> **WHAT YOU NEED TO DO**
With the pictures left out, return exactly the lines from the one containing "Convert this document image to plain text." through the end of the listing below.

> **LISTING**

──────

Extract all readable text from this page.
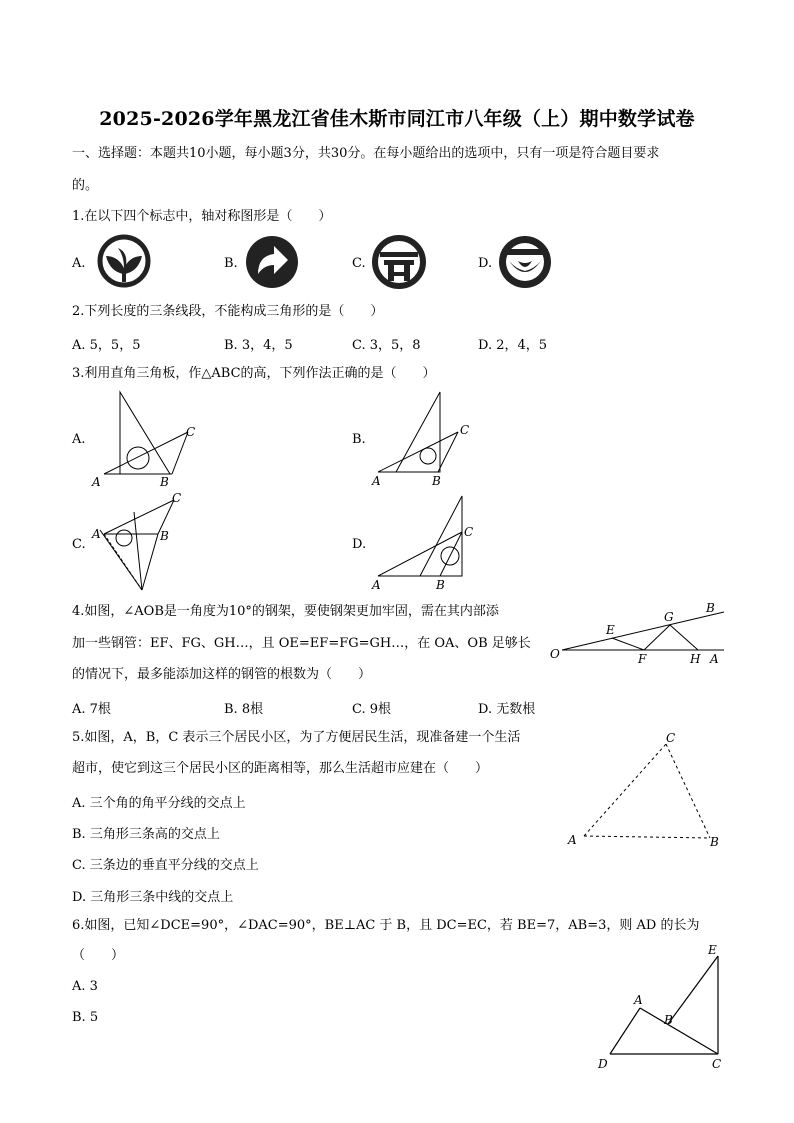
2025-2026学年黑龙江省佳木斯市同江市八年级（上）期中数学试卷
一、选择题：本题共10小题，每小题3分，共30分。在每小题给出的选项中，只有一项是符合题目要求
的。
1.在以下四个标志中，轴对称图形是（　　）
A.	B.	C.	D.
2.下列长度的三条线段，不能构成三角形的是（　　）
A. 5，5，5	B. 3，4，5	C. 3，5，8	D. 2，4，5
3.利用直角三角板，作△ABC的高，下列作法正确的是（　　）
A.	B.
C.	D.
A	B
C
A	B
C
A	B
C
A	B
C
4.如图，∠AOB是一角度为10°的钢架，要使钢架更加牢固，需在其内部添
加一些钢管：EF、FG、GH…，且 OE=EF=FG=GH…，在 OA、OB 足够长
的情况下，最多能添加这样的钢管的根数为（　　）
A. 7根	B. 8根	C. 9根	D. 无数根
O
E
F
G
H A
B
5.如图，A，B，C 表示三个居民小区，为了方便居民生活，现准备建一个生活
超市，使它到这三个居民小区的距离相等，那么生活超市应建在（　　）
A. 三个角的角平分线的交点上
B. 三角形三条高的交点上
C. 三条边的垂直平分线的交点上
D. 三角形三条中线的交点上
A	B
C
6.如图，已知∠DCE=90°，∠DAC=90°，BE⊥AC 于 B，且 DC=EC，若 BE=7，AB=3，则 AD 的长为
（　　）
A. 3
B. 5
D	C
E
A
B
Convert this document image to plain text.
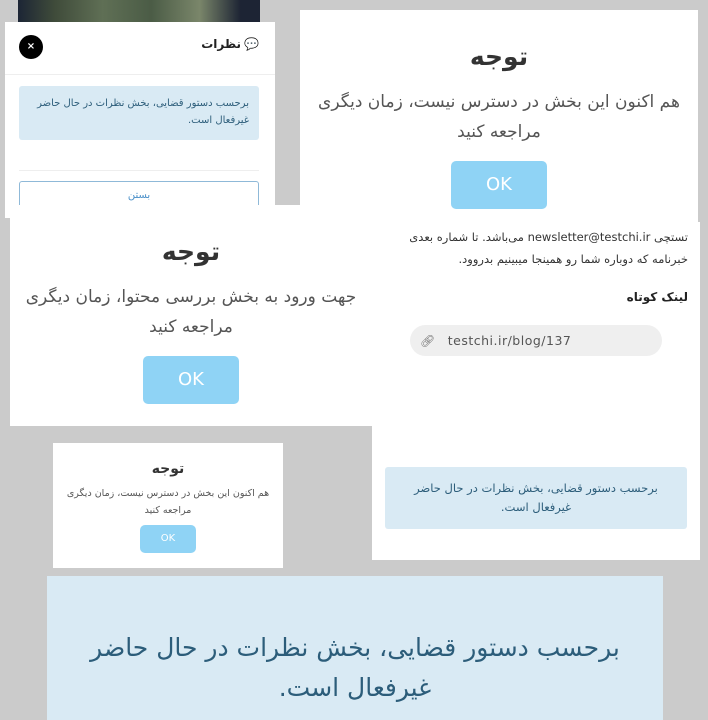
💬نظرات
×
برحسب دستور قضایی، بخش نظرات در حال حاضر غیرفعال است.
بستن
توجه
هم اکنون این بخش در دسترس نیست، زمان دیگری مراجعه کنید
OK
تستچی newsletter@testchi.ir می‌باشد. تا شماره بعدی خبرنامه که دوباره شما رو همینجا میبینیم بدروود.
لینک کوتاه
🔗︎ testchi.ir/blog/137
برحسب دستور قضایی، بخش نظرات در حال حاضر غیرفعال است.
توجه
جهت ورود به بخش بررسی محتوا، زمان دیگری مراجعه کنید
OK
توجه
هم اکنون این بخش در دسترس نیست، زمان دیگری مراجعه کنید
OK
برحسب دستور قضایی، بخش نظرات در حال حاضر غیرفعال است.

──────

> **REPLY TO THE EXERCISE**
Convert this document image to plain text.
💬نظرات
×
برحسب دستور قضایی، بخش نظرات در حال حاضر غیرفعال است.
بستن
توجه
هم اکنون این بخش در دسترس نیست، زمان دیگری مراجعه کنید
OK
تستچی newsletter@testchi.ir می‌باشد. تا شماره بعدی خبرنامه که دوباره شما رو همینجا میبینیم بدروود.
لینک کوتاه
🔗︎ testchi.ir/blog/137
برحسب دستور قضایی، بخش نظرات در حال حاضر غیرفعال است.
توجه
جهت ورود به بخش بررسی محتوا، زمان دیگری مراجعه کنید
OK
توجه
هم اکنون این بخش در دسترس نیست، زمان دیگری مراجعه کنید
OK
برحسب دستور قضایی، بخش نظرات در حال حاضر غیرفعال است.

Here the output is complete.